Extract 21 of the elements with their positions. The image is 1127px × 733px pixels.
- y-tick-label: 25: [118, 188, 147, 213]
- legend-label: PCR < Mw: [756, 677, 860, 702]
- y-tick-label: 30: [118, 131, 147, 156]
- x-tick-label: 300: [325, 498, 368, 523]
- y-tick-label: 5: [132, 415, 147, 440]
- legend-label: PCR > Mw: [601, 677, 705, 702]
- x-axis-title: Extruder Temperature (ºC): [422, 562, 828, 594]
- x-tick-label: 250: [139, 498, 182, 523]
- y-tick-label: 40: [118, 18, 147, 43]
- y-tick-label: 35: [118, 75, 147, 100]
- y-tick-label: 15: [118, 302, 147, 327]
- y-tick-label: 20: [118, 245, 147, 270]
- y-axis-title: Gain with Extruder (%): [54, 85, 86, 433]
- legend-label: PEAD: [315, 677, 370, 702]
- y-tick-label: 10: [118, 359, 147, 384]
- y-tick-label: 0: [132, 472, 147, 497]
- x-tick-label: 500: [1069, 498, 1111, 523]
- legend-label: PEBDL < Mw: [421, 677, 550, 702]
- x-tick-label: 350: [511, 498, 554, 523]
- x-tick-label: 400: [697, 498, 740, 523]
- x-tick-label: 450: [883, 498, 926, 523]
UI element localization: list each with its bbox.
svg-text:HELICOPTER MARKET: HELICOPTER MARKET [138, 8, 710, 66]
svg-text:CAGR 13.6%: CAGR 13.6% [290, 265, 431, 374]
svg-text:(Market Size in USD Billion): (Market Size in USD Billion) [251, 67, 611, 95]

- _WHAT THE TASK ASKS_:
Gather every line in the records that contains the word "Extruder", and copy each of those lines in full.

- _RESULT_:
- x-axis-title: Extruder Temperature (ºC): [422, 562, 828, 594]
- y-axis-title: Gain with Extruder (%): [54, 85, 86, 433]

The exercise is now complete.